_GOAL_.
From the listing below, select every line where the word "Mine" appears.

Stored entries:
-- Begin --
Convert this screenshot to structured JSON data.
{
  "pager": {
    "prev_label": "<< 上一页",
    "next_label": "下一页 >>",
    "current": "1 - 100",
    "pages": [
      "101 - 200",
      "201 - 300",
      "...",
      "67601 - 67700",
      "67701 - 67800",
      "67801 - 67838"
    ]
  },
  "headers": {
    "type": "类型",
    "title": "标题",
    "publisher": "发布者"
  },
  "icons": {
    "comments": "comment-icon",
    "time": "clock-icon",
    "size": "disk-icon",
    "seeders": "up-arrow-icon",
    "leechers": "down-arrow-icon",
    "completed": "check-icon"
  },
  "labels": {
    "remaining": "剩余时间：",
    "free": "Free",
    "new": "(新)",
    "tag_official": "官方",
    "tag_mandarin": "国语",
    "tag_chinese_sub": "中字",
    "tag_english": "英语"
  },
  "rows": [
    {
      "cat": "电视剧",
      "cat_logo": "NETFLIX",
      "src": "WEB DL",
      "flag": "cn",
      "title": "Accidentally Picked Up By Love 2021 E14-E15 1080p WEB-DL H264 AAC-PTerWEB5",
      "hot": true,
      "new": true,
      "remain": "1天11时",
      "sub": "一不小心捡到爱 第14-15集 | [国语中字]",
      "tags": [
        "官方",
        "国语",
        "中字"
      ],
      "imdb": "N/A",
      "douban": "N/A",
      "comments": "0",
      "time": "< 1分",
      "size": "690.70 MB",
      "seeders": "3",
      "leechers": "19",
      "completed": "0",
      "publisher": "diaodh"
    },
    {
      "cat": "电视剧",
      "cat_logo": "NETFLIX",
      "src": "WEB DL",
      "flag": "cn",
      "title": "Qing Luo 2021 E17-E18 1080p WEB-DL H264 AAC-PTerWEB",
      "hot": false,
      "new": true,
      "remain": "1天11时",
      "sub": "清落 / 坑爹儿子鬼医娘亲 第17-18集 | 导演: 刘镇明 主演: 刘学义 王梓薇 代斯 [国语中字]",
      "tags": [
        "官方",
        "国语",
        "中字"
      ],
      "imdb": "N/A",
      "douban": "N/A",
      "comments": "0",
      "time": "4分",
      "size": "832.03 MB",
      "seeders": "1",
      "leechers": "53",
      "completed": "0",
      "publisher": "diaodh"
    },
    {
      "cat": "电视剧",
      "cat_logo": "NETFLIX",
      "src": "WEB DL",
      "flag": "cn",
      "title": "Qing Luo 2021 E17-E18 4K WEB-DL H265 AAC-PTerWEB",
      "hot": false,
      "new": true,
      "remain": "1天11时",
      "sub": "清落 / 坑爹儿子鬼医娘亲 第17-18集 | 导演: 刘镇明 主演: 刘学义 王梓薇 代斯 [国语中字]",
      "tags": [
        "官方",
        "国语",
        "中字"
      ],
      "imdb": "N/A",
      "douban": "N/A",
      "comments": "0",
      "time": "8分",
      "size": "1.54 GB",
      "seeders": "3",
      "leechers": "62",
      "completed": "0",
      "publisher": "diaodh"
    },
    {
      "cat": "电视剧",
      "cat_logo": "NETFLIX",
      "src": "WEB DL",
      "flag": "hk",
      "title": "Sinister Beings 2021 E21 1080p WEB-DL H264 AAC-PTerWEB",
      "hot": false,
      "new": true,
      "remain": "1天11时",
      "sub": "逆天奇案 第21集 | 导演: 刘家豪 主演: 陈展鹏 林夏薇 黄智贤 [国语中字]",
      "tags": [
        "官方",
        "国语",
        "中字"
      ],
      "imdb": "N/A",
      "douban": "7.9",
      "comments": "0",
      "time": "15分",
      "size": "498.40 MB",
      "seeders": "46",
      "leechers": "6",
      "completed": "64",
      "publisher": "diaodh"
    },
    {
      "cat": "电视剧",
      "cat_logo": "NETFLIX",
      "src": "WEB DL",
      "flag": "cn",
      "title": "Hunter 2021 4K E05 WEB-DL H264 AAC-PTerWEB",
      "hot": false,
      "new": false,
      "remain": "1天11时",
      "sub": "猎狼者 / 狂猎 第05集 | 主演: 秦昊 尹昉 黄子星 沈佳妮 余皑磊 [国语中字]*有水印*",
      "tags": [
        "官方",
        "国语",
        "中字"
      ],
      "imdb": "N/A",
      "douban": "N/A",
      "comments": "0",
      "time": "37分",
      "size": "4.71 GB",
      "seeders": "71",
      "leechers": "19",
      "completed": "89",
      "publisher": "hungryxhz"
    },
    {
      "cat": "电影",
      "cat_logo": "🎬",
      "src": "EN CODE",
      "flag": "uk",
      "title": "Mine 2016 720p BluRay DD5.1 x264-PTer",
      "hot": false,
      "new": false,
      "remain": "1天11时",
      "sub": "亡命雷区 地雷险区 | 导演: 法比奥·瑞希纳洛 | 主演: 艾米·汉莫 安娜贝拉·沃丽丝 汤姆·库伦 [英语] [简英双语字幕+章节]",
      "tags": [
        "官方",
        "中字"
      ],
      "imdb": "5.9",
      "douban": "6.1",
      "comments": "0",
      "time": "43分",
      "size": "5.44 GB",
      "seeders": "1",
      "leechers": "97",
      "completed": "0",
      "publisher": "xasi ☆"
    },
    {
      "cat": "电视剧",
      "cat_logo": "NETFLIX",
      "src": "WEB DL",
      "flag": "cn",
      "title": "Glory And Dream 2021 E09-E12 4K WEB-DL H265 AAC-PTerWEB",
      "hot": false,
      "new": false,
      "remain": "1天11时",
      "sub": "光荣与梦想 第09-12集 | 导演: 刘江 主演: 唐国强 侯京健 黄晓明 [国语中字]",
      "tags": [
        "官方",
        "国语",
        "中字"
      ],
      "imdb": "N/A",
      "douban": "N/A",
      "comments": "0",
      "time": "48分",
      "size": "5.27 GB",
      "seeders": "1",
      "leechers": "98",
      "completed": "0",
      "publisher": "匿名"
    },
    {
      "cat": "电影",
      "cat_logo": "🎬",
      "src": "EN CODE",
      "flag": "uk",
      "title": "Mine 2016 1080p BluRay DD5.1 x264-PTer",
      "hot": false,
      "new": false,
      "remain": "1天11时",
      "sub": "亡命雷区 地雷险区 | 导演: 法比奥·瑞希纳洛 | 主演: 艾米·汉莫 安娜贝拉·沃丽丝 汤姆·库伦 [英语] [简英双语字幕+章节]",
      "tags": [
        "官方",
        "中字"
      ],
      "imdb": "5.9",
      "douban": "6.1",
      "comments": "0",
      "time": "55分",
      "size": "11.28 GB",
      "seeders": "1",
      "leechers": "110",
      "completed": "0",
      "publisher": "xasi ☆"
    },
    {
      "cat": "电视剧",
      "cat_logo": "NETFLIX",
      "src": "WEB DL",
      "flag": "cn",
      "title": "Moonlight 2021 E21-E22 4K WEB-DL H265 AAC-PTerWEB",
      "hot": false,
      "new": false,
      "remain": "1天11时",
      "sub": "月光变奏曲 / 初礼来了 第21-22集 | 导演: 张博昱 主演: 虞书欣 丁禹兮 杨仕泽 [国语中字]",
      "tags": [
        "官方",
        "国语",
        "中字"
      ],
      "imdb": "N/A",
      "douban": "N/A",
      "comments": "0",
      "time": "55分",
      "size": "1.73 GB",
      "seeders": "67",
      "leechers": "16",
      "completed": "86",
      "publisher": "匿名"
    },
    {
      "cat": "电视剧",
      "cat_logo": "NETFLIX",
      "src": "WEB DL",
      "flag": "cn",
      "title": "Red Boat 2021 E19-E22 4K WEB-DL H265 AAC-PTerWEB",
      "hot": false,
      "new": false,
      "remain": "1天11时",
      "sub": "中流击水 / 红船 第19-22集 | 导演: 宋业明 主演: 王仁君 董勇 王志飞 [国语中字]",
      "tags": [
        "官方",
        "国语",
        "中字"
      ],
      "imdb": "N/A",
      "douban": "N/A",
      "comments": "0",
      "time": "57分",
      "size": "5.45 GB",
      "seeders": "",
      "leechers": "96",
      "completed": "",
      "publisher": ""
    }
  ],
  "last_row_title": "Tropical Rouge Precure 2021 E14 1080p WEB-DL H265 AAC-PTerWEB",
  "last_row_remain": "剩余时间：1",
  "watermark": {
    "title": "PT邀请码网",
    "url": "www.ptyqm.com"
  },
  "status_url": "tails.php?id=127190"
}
-- End --
_ANSWER TO THIS TASK_.
      "title": "Mine 2016 720p BluRay DD5.1 x264-PTer",
      "title": "Mine 2016 1080p BluRay DD5.1 x264-PTer",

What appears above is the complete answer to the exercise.